[Records from a collection]
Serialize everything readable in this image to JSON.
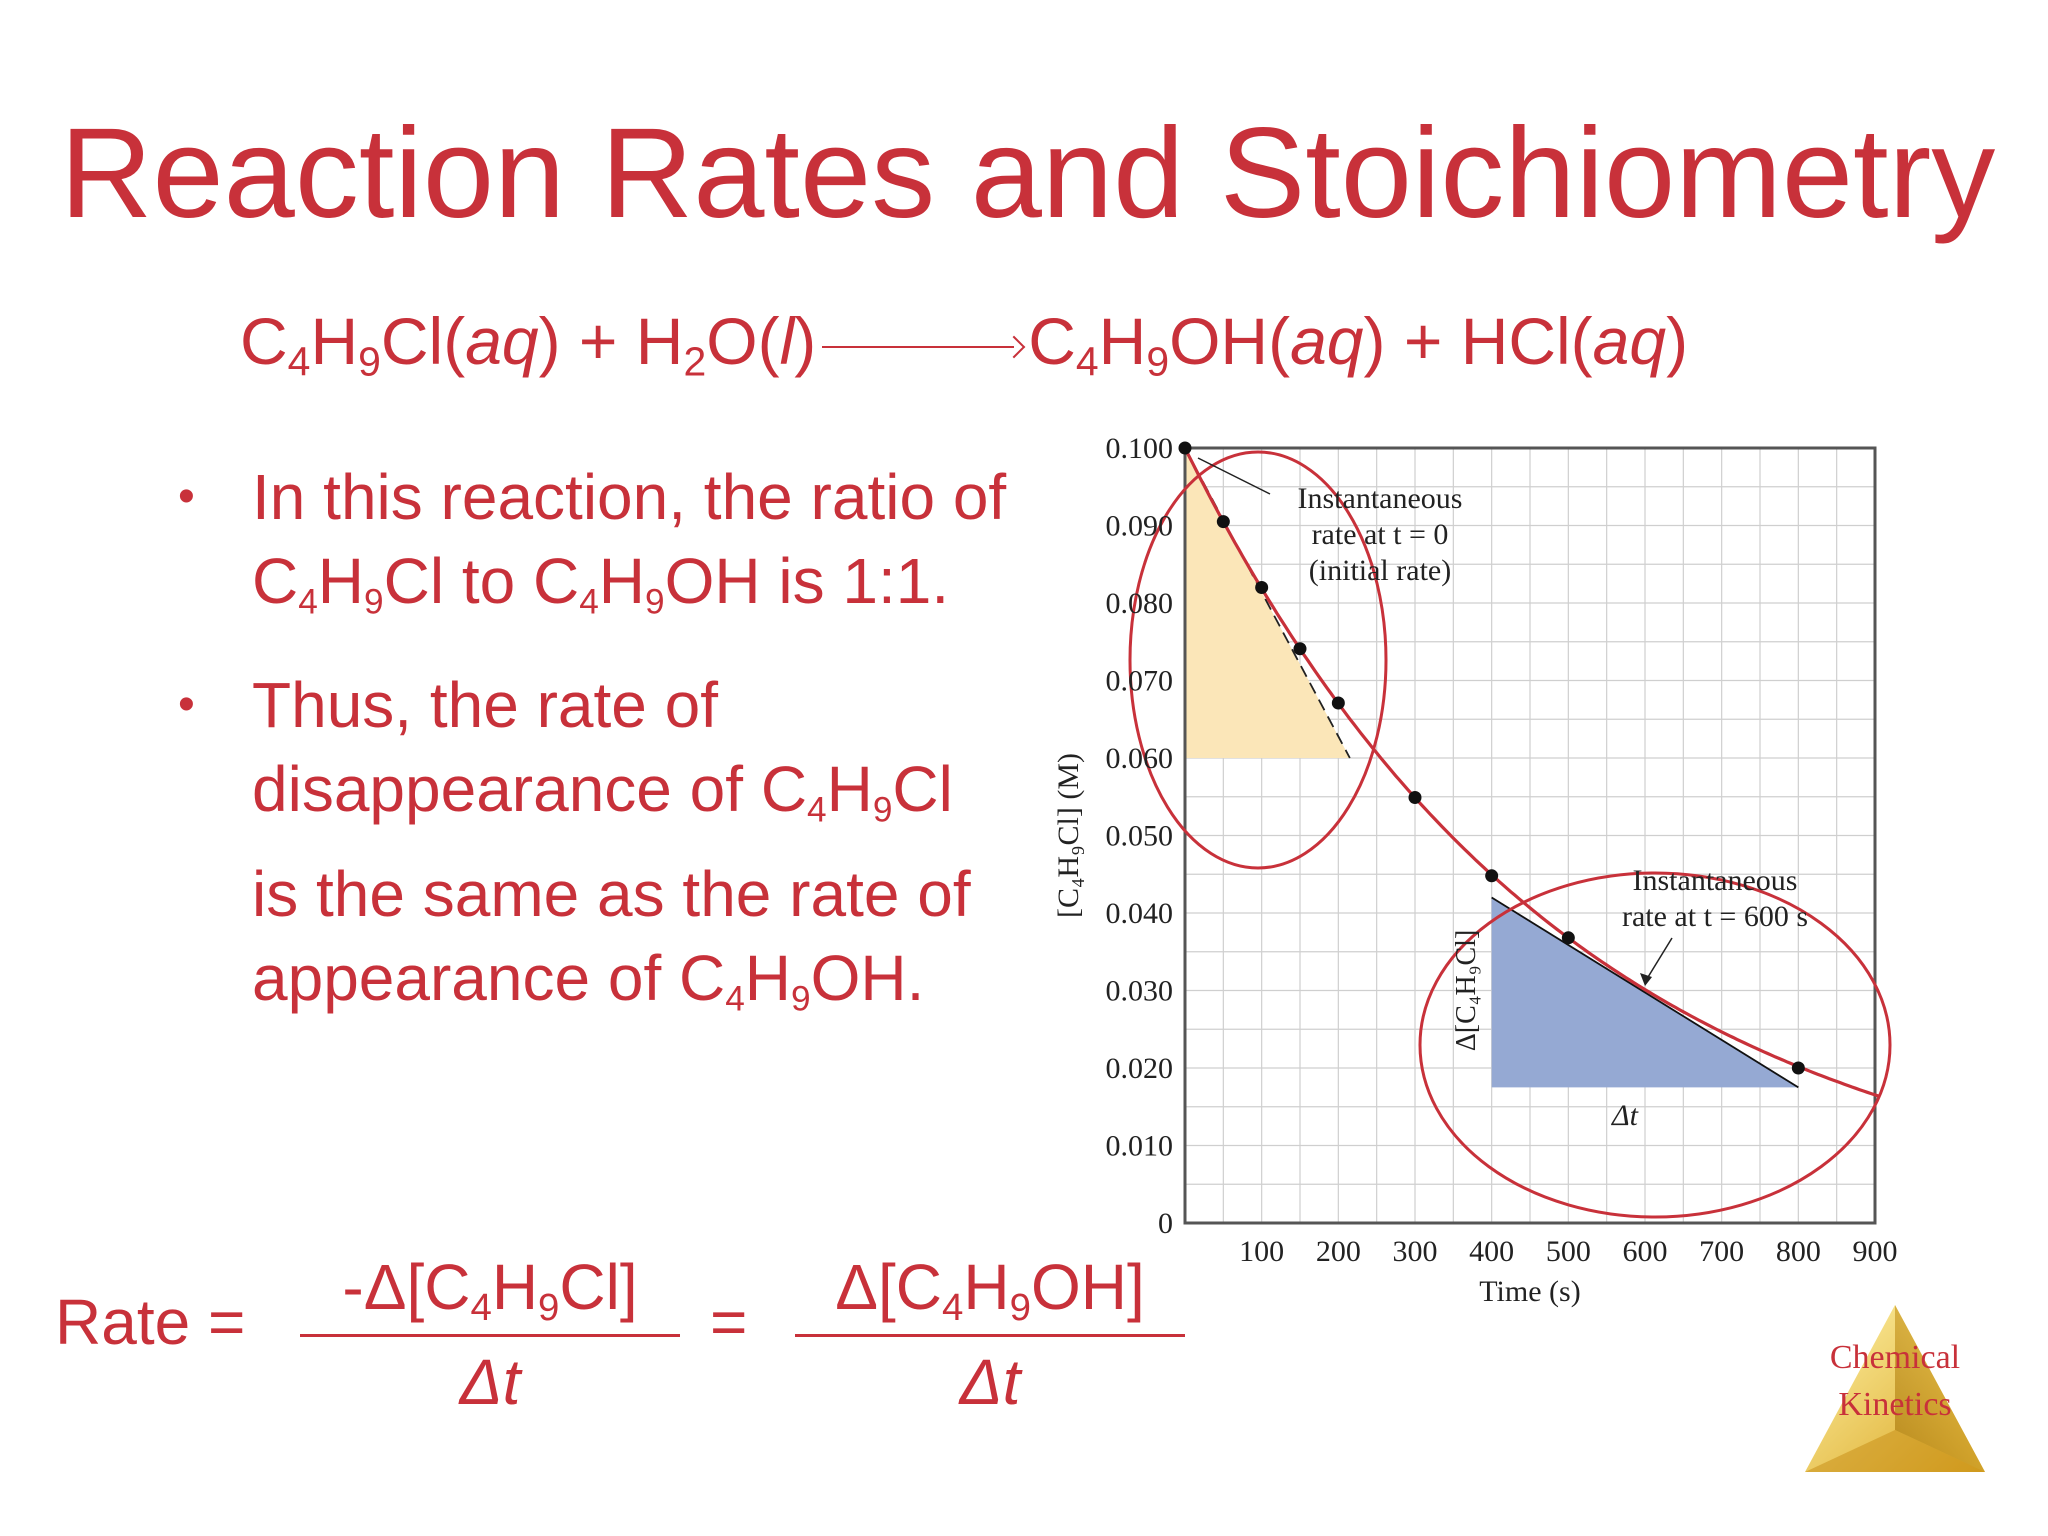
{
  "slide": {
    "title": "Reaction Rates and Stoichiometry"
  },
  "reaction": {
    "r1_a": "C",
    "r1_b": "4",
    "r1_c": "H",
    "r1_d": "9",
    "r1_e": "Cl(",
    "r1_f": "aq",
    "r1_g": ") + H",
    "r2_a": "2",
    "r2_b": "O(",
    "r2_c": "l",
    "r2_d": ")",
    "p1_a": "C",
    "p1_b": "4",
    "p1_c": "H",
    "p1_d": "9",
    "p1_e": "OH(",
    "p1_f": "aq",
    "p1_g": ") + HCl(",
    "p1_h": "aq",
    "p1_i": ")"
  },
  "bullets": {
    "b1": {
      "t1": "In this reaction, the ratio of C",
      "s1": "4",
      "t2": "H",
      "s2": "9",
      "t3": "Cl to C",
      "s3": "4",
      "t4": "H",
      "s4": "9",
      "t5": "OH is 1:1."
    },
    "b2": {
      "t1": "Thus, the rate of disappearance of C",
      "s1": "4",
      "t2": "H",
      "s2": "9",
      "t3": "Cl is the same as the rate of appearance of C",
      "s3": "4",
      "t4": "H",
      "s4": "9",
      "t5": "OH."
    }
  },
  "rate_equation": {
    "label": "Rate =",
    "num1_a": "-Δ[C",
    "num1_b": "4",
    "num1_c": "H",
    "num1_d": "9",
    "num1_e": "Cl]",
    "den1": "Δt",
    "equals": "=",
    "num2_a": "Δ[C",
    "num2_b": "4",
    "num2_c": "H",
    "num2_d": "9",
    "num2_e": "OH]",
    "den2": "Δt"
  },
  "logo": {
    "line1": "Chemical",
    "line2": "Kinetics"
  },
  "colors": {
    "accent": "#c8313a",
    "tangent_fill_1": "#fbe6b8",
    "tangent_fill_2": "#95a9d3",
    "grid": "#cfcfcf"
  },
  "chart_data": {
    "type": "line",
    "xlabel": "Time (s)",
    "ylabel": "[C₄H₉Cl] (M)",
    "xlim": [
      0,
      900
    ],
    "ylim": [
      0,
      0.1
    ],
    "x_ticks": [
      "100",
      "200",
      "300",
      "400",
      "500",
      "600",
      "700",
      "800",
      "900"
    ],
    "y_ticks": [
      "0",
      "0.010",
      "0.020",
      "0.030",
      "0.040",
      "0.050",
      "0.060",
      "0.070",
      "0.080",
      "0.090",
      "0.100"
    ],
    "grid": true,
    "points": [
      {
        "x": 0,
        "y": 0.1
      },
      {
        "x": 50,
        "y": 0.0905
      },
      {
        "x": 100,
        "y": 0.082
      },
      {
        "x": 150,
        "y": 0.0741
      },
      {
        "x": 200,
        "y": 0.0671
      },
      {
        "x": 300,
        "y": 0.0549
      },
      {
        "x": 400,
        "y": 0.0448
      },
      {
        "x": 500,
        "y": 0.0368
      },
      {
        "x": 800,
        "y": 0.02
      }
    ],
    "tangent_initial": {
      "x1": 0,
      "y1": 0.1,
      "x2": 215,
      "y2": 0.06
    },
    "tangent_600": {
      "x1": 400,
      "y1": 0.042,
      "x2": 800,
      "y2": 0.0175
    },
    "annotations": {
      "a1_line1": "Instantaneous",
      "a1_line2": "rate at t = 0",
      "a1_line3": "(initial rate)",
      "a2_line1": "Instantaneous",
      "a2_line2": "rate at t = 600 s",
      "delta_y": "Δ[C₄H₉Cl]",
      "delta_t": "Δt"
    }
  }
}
--
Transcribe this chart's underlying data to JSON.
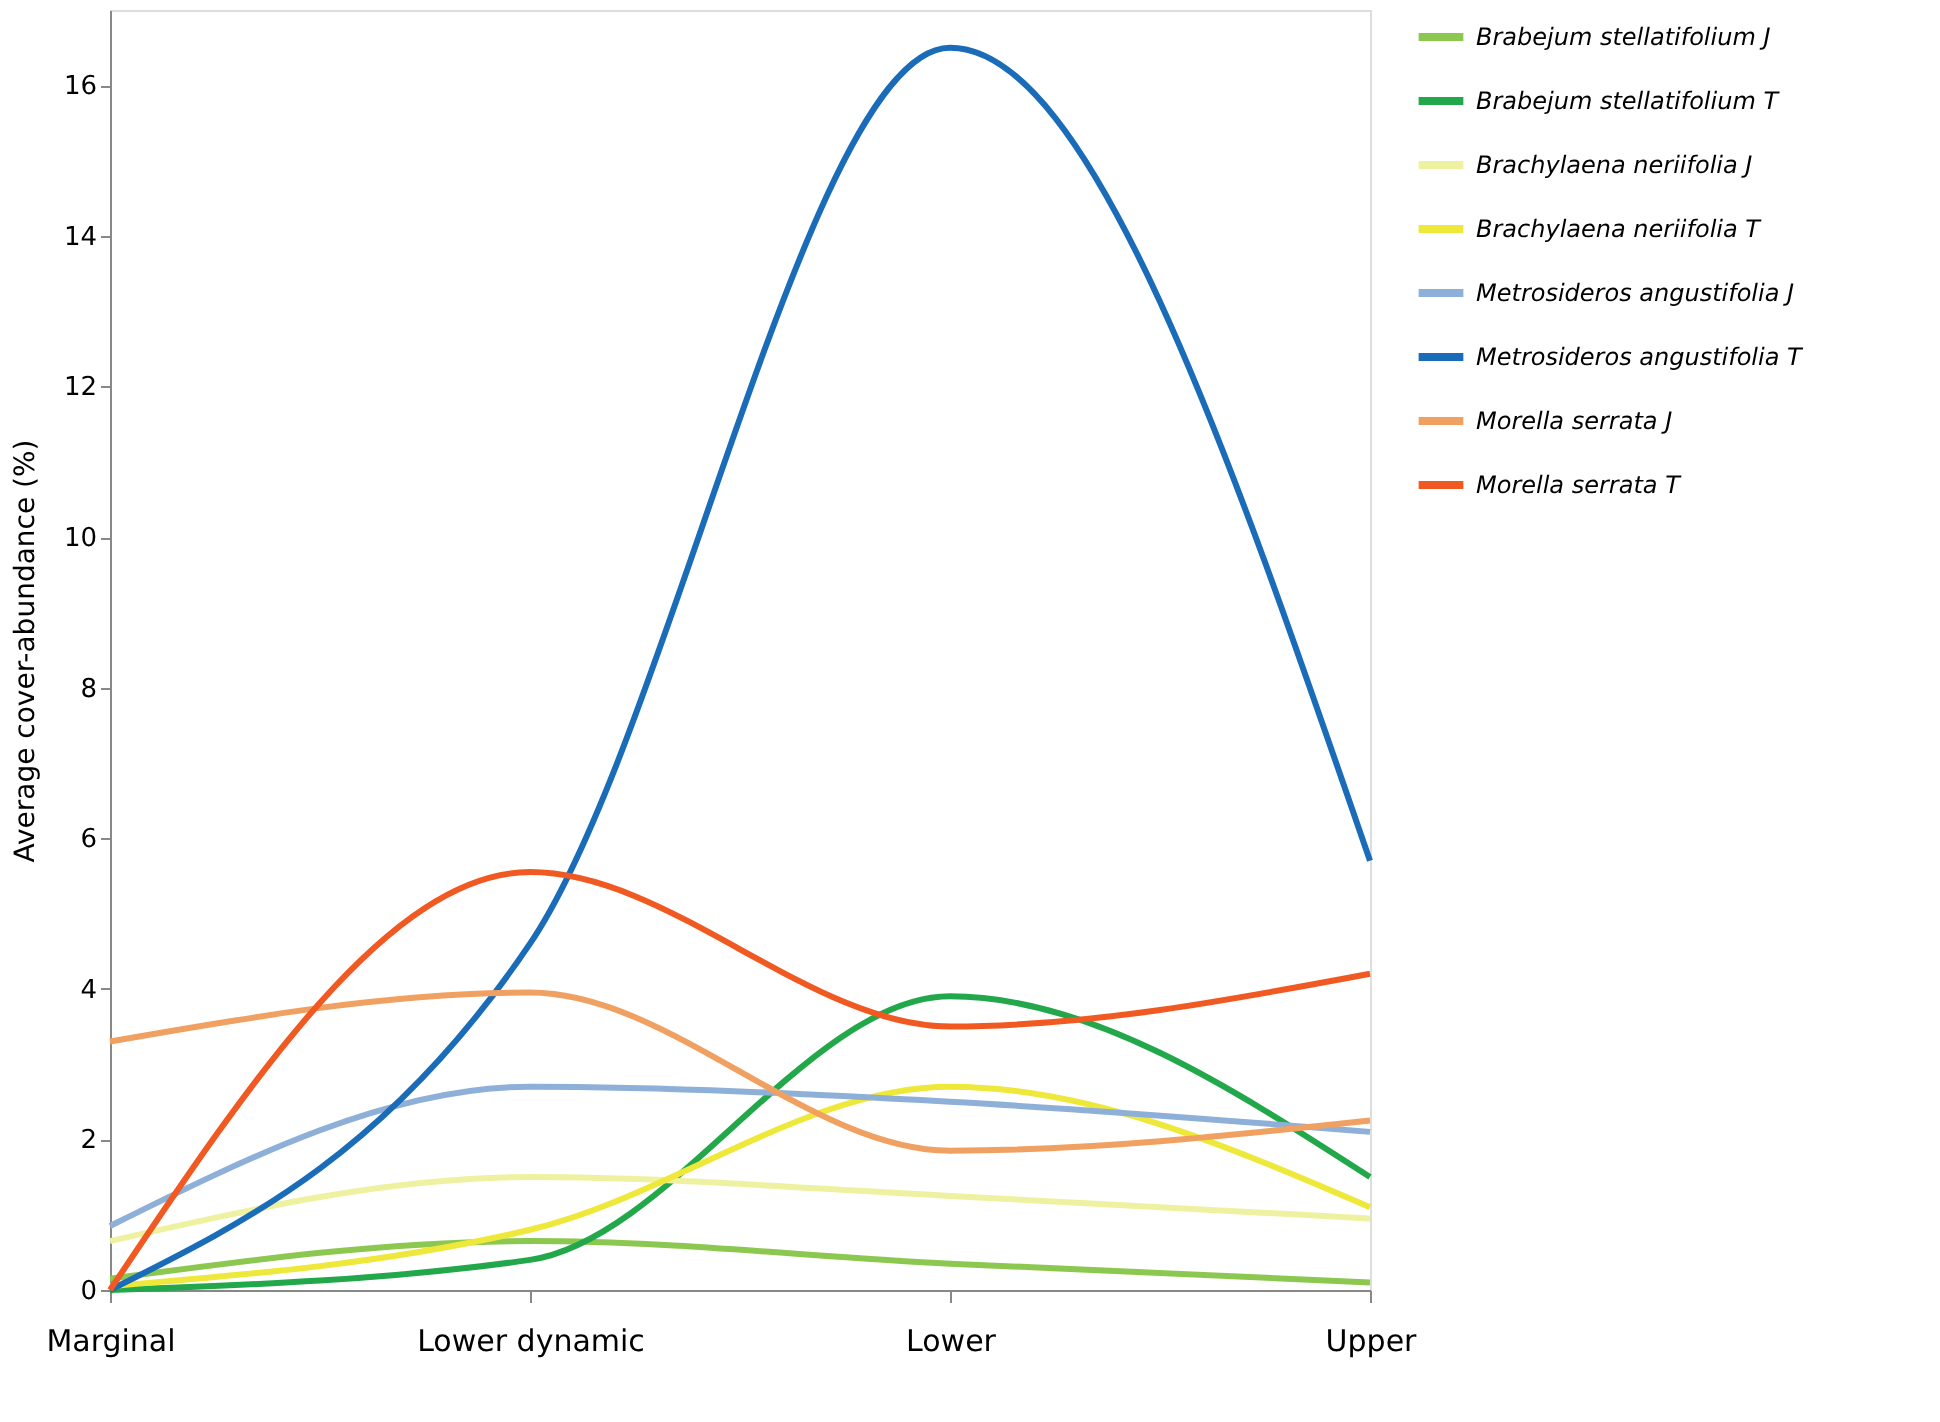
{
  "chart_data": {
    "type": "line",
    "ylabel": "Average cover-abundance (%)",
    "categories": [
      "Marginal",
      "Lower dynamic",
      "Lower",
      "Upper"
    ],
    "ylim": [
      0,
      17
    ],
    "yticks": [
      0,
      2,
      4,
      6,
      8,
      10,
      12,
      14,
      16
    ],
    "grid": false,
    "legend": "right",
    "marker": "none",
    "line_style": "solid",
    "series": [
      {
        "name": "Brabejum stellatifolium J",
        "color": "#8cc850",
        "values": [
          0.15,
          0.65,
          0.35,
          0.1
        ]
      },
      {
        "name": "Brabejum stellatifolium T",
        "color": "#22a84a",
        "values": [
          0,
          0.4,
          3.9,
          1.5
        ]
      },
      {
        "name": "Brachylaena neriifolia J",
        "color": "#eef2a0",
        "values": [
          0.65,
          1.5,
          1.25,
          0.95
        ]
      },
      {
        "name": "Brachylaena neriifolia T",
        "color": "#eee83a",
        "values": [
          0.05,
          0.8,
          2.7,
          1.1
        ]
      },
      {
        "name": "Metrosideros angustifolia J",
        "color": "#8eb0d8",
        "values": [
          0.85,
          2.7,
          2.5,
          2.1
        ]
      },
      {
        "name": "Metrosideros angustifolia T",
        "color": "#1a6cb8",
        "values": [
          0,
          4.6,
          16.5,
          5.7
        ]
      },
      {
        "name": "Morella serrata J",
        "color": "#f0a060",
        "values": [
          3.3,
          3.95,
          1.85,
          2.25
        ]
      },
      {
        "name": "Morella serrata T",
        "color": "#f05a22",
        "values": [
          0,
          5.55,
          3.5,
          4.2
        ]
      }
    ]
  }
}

**EXERCISE DETAILS**
Gather from the records above every line containing the string "JSON".

**ANSWER TO THIS EXERCISE**
Serialize everything readable in this image to JSON.
Transcribe this chart's underlying data to JSON.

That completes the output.